EXERCISE BRIEF -> Locate every line in the material below that has the word "summary". Copy each of those lines.

DATA TO USE ->

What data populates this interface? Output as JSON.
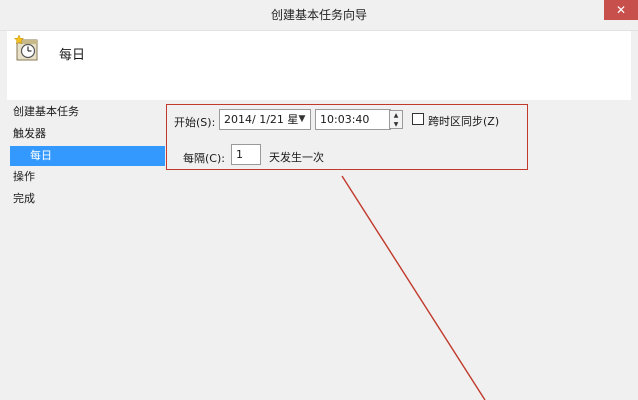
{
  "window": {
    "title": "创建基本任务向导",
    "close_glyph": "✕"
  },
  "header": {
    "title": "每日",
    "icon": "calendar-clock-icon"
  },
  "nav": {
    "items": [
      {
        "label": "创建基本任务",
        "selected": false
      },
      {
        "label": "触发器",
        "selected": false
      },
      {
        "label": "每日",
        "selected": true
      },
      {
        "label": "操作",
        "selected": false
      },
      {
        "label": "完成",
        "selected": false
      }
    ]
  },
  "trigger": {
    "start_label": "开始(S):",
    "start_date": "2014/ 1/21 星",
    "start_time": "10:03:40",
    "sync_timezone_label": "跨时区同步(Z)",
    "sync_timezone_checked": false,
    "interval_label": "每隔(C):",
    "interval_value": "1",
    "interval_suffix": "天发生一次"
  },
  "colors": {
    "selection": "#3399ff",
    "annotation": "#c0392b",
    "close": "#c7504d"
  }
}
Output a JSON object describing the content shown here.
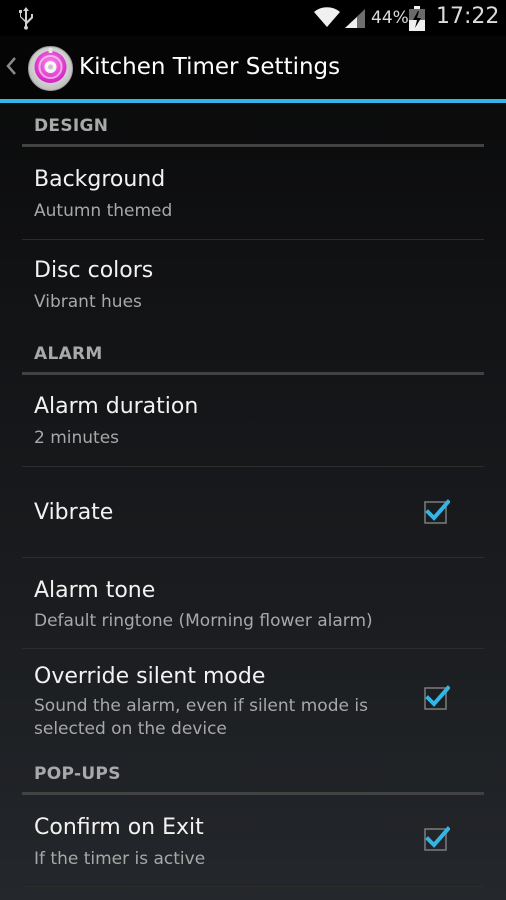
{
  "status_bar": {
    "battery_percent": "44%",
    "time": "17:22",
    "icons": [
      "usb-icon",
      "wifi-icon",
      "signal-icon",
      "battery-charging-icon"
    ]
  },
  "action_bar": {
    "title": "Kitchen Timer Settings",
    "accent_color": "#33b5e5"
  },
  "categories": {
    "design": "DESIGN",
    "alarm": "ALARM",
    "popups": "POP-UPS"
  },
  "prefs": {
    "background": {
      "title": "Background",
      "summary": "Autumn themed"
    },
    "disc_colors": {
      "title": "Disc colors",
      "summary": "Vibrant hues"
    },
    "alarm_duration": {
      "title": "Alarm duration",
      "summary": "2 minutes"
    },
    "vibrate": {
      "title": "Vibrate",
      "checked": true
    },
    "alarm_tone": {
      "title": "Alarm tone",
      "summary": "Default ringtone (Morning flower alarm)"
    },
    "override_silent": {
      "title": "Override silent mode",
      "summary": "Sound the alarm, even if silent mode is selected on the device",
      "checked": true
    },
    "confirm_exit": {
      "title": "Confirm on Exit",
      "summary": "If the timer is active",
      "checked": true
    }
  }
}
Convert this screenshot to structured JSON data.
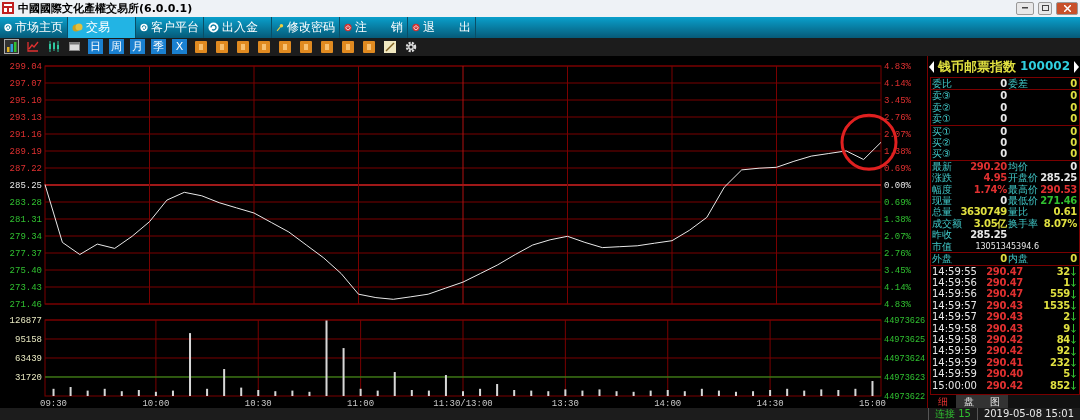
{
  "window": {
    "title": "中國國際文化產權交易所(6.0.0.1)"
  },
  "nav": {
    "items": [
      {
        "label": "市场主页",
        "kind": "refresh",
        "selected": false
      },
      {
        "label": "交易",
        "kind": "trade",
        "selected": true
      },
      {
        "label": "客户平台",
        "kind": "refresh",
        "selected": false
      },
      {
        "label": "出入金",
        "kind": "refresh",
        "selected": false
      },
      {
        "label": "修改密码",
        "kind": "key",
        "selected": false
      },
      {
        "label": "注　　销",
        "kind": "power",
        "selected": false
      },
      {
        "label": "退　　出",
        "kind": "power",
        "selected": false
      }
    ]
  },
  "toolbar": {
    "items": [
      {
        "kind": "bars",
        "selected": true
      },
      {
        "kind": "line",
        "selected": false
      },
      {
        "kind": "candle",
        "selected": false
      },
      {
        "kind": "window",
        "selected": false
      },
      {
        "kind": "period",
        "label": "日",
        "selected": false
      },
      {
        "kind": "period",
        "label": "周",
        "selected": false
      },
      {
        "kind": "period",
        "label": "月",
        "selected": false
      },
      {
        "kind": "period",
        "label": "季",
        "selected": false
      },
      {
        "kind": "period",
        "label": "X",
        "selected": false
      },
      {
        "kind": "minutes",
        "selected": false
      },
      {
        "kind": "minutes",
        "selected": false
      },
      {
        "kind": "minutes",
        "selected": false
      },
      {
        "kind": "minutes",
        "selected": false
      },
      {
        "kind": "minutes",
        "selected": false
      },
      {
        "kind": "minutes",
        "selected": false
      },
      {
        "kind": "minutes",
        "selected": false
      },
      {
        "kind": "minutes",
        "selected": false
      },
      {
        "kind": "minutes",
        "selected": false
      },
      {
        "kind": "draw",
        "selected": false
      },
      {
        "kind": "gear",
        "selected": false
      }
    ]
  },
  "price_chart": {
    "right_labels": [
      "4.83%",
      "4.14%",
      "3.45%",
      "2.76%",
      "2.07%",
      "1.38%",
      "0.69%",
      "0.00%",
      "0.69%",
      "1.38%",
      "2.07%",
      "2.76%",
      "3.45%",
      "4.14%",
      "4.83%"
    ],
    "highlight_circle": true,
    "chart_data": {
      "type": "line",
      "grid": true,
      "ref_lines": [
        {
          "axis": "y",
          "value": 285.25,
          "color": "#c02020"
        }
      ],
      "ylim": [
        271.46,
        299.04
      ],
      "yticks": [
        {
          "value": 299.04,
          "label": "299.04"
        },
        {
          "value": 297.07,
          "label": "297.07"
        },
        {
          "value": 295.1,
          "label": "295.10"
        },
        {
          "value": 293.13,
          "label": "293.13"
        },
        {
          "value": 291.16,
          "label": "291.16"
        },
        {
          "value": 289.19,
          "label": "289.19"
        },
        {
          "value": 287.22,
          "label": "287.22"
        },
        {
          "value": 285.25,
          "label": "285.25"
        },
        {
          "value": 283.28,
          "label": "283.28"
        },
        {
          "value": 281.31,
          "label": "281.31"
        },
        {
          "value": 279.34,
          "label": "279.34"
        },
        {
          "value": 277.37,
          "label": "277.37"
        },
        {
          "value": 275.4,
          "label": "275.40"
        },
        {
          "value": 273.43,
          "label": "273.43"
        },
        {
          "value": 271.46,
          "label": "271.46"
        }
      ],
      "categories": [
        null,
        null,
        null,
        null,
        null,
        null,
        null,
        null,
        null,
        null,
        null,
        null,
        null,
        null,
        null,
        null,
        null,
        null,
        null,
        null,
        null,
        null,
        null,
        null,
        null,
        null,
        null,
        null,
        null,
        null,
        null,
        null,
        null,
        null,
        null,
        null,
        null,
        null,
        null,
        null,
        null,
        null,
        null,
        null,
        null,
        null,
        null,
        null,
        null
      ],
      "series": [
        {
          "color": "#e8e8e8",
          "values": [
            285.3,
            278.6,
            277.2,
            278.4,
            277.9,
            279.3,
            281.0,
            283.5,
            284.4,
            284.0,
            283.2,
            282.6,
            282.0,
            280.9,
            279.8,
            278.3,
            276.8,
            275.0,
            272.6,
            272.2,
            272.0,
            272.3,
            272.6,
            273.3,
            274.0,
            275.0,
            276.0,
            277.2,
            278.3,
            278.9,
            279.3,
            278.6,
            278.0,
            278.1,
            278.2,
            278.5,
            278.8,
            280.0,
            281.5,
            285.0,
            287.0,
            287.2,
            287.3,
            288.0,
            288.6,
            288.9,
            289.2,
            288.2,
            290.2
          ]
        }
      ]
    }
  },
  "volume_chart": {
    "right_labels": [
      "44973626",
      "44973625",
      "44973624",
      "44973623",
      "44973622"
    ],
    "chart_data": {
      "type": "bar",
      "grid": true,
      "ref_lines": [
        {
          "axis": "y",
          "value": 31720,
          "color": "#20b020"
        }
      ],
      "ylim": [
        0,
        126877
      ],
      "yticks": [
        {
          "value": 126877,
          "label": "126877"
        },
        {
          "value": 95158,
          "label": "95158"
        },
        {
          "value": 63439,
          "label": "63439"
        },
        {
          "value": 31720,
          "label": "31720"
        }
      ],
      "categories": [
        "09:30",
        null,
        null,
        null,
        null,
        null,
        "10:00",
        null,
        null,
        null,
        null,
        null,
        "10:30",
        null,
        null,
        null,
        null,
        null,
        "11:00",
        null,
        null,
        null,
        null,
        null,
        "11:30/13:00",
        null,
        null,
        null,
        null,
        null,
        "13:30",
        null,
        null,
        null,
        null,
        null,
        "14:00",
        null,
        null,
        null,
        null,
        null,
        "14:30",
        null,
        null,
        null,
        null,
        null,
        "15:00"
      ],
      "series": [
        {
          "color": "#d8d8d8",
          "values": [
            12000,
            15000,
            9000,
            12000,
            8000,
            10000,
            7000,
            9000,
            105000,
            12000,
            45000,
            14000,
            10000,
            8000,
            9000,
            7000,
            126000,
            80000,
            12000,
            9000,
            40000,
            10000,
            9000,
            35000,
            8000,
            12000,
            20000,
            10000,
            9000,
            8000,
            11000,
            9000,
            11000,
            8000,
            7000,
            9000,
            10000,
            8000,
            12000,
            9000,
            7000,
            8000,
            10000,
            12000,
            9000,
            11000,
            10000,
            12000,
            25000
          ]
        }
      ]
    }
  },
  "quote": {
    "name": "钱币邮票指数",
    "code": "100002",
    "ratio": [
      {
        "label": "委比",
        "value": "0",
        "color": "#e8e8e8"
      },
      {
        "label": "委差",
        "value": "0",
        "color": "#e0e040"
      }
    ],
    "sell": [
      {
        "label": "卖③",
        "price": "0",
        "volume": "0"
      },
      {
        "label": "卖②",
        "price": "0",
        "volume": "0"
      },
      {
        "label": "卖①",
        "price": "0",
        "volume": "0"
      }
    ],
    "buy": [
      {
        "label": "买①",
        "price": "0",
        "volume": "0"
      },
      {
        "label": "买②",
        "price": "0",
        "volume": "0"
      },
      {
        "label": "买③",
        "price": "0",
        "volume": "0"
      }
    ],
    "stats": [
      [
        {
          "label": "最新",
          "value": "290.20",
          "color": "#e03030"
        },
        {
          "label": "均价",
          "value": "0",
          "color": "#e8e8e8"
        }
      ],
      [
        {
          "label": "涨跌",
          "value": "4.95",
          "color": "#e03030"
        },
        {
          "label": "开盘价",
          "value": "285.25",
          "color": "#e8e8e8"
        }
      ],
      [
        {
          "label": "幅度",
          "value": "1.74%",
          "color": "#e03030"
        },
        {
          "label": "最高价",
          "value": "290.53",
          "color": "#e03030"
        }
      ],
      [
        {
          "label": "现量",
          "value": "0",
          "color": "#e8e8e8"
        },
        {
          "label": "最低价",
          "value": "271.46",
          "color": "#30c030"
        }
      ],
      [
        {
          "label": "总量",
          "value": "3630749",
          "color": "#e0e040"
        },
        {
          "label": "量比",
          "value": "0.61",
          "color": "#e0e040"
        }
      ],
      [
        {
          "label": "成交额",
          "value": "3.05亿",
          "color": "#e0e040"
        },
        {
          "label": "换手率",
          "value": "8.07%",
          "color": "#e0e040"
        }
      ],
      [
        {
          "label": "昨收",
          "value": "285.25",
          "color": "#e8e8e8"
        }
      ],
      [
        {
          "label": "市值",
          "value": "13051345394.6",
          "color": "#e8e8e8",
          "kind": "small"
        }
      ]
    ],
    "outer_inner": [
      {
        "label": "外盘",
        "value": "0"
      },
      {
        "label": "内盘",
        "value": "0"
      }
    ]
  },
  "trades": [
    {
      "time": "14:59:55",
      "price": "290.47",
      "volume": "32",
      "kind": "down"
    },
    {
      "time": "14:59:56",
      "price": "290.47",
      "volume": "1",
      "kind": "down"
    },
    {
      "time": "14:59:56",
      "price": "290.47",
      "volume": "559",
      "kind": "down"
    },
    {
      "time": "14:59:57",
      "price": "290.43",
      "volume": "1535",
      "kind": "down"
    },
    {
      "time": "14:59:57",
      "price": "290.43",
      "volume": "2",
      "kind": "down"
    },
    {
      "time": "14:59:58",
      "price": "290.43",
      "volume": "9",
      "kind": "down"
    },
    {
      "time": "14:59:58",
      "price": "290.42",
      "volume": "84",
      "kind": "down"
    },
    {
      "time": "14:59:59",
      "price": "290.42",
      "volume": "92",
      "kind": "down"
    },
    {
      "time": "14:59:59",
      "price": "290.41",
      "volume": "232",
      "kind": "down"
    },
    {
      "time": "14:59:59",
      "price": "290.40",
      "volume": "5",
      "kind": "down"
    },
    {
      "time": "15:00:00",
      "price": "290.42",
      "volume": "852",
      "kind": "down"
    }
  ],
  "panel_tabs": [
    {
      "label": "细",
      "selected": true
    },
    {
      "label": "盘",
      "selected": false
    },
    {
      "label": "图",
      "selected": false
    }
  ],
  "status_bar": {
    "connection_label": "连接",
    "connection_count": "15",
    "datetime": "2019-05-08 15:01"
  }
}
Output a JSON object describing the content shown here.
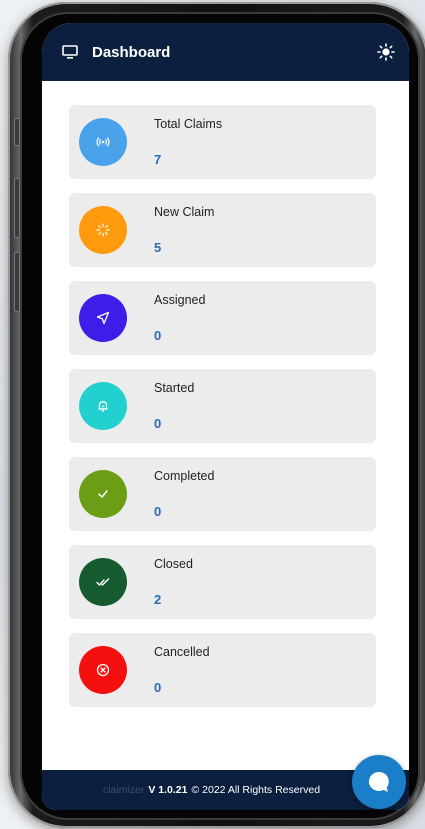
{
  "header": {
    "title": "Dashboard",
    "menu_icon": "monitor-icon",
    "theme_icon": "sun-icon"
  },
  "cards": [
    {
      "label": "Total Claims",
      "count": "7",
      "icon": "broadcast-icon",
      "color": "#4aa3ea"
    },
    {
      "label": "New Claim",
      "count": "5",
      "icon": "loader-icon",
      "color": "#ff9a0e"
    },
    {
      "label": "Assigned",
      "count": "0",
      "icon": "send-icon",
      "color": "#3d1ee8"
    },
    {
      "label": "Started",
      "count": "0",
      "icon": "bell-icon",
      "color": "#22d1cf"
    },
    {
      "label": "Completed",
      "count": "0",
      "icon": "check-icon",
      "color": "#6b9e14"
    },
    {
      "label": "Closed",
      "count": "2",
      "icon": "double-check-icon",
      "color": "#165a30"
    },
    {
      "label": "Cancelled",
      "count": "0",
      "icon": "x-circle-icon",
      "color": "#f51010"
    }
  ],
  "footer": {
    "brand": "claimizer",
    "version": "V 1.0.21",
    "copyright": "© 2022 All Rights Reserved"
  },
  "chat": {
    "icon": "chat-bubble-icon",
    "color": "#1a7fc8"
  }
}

THE OUTPUT ->
      "summary": "Autumn themed"
      "summary": "Vibrant hues"
      "summary": "2 minutes"
      "summary": "Default ringtone (Morning flower alarm)"
      "summary": "Sound the alarm, even if silent mode is selected on the device",
      "summary": "If the timer is active",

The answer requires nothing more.